_Brief_: Comb the records below for the string "simil" and copy each line where it turns up.

Start of Given records

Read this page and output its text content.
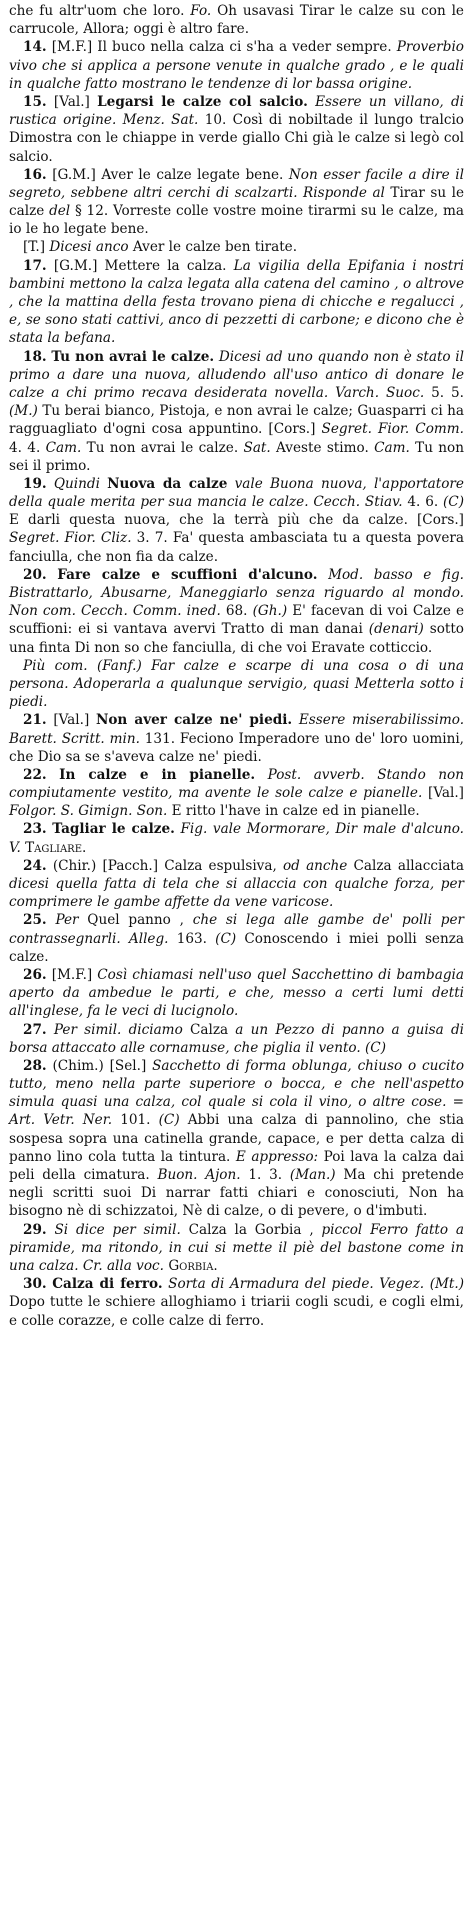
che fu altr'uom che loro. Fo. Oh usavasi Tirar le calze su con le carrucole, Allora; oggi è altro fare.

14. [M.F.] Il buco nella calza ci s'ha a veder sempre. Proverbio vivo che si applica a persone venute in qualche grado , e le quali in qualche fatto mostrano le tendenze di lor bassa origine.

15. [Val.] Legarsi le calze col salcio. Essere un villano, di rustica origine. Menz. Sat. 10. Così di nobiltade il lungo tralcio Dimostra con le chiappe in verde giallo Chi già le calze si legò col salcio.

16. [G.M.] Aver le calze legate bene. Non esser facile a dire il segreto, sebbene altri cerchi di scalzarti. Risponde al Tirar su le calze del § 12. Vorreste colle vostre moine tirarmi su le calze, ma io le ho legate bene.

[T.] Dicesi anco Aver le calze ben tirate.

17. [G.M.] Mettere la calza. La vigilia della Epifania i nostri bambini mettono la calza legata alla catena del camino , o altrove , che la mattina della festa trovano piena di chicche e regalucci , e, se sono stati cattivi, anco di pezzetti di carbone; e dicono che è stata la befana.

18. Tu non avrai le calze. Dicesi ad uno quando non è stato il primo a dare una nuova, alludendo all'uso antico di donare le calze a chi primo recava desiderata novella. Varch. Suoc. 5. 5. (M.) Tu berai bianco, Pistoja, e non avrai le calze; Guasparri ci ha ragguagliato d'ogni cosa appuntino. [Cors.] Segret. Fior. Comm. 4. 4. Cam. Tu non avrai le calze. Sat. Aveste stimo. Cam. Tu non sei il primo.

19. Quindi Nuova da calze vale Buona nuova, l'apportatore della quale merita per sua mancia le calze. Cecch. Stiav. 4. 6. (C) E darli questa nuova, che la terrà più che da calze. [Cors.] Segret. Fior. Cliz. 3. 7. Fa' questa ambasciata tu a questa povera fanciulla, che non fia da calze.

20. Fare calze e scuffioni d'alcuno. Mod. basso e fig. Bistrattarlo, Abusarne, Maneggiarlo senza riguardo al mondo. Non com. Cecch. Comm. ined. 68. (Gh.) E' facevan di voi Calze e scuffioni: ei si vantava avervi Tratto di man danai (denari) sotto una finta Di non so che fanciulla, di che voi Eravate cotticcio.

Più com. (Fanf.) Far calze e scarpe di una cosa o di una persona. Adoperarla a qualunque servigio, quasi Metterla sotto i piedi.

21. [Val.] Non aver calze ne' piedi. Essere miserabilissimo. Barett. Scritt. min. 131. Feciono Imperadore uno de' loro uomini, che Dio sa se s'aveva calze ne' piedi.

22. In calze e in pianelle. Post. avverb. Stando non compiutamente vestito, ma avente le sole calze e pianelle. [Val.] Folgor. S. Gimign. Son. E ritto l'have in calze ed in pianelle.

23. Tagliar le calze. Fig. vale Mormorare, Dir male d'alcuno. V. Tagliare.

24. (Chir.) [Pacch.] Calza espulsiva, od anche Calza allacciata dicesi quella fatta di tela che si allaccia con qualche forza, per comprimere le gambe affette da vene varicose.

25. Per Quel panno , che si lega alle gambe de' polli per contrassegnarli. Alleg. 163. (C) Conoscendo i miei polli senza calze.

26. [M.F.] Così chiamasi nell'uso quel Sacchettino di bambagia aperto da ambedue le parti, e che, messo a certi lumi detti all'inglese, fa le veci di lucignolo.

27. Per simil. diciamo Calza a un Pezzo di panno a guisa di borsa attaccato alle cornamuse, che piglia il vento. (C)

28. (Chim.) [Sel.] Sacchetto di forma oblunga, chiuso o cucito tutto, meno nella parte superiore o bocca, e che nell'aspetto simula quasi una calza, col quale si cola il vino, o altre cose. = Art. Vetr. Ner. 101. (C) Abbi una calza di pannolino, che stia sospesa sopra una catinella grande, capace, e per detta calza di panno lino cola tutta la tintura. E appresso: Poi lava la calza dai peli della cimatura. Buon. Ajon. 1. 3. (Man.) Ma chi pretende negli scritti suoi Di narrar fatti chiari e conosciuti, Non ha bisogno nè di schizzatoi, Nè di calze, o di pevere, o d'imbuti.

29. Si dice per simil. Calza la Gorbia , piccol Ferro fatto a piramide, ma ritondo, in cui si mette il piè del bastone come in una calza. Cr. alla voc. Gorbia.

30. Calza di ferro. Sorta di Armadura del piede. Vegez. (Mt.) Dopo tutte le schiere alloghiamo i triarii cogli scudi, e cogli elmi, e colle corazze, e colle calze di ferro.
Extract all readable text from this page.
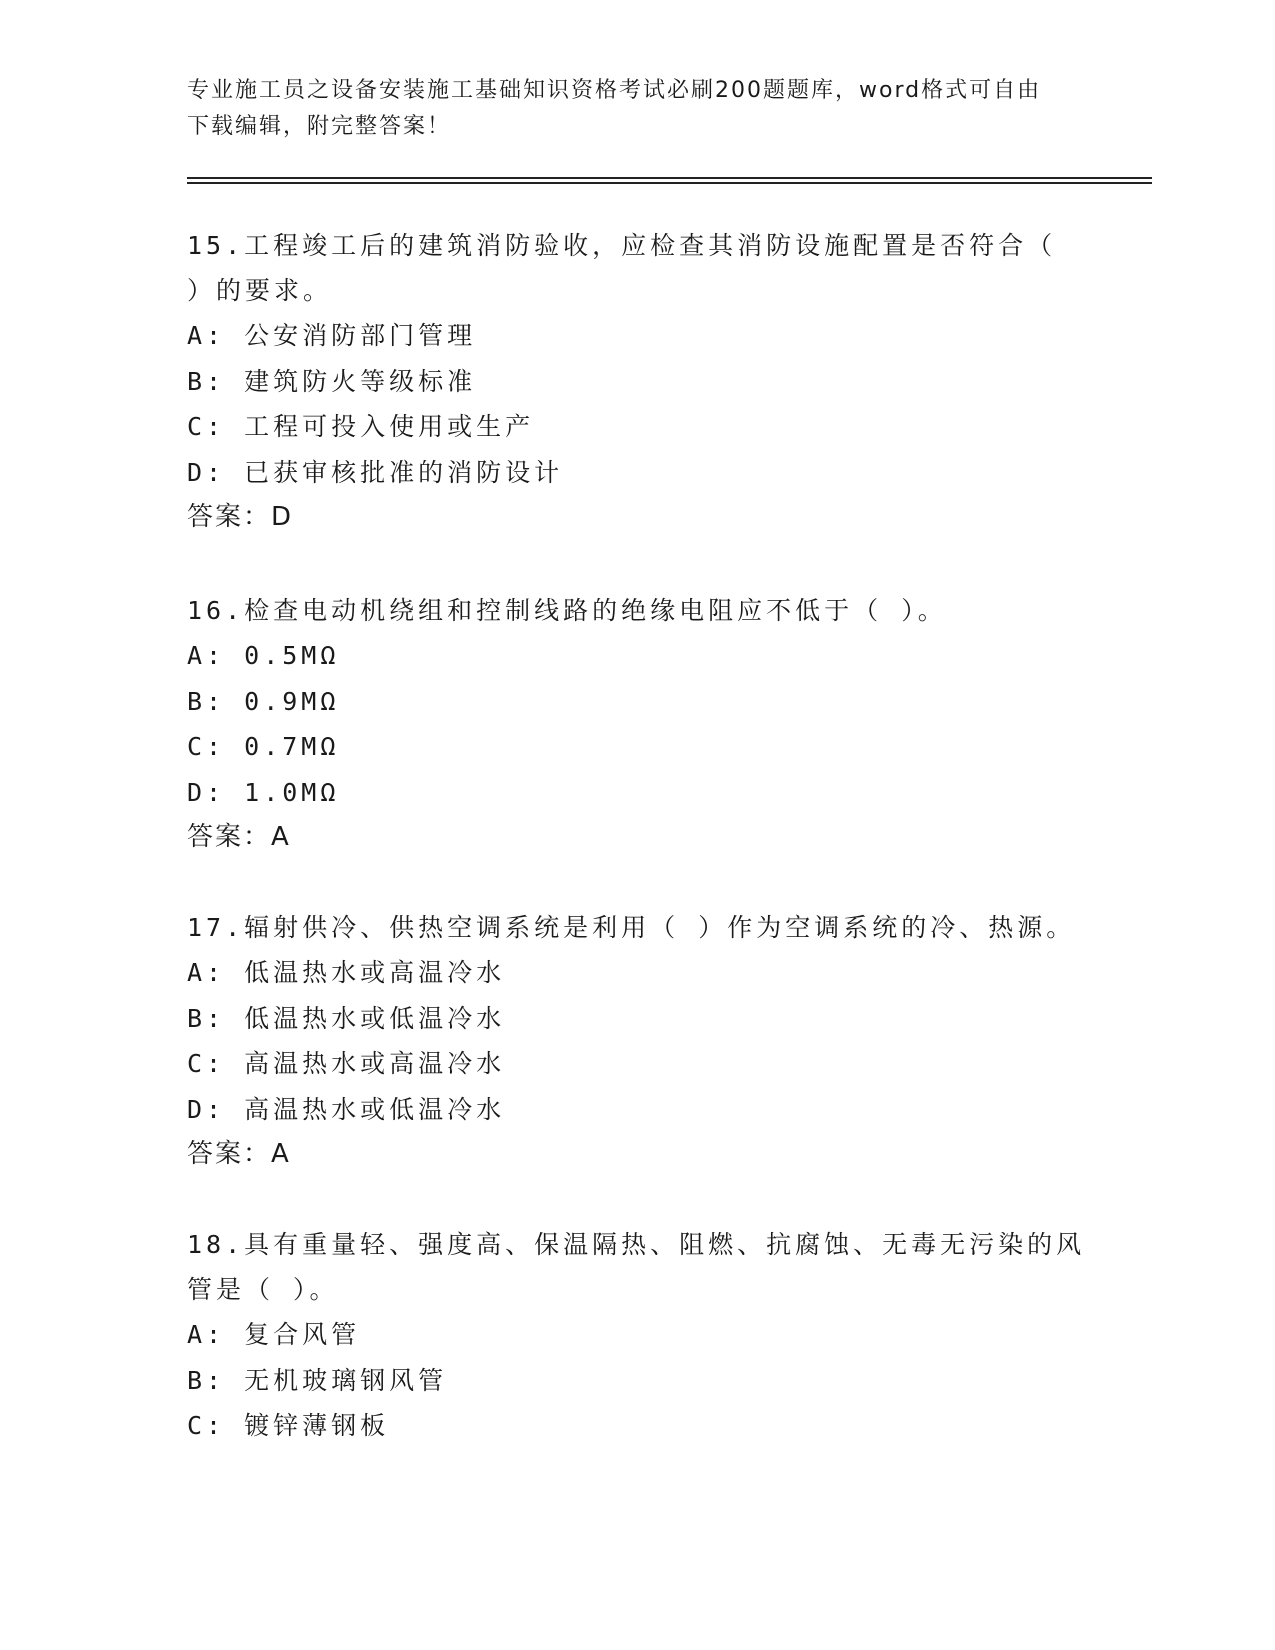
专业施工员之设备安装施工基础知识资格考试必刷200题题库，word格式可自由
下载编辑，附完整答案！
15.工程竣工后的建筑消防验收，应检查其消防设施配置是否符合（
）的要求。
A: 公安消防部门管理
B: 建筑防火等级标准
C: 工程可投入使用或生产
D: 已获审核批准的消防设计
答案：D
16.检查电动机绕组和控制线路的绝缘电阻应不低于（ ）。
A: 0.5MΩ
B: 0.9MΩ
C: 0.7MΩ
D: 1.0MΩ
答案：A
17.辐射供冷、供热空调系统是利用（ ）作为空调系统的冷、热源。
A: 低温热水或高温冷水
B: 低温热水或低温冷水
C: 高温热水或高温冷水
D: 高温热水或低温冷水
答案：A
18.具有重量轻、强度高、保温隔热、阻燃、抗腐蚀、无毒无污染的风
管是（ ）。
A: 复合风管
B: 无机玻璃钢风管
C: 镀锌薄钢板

End of Given records

_Solution for this problem_:
27. Per simil. diciamo Calza a un Pezzo di panno a guisa di borsa attaccato alle cornamuse, che piglia il vento. (C)
29. Si dice per simil. Calza la Gorbia , piccol Ferro fatto a piramide, ma ritondo, in cui si mette il piè del bastone come in una calza. Cr. alla voc. Gorbia.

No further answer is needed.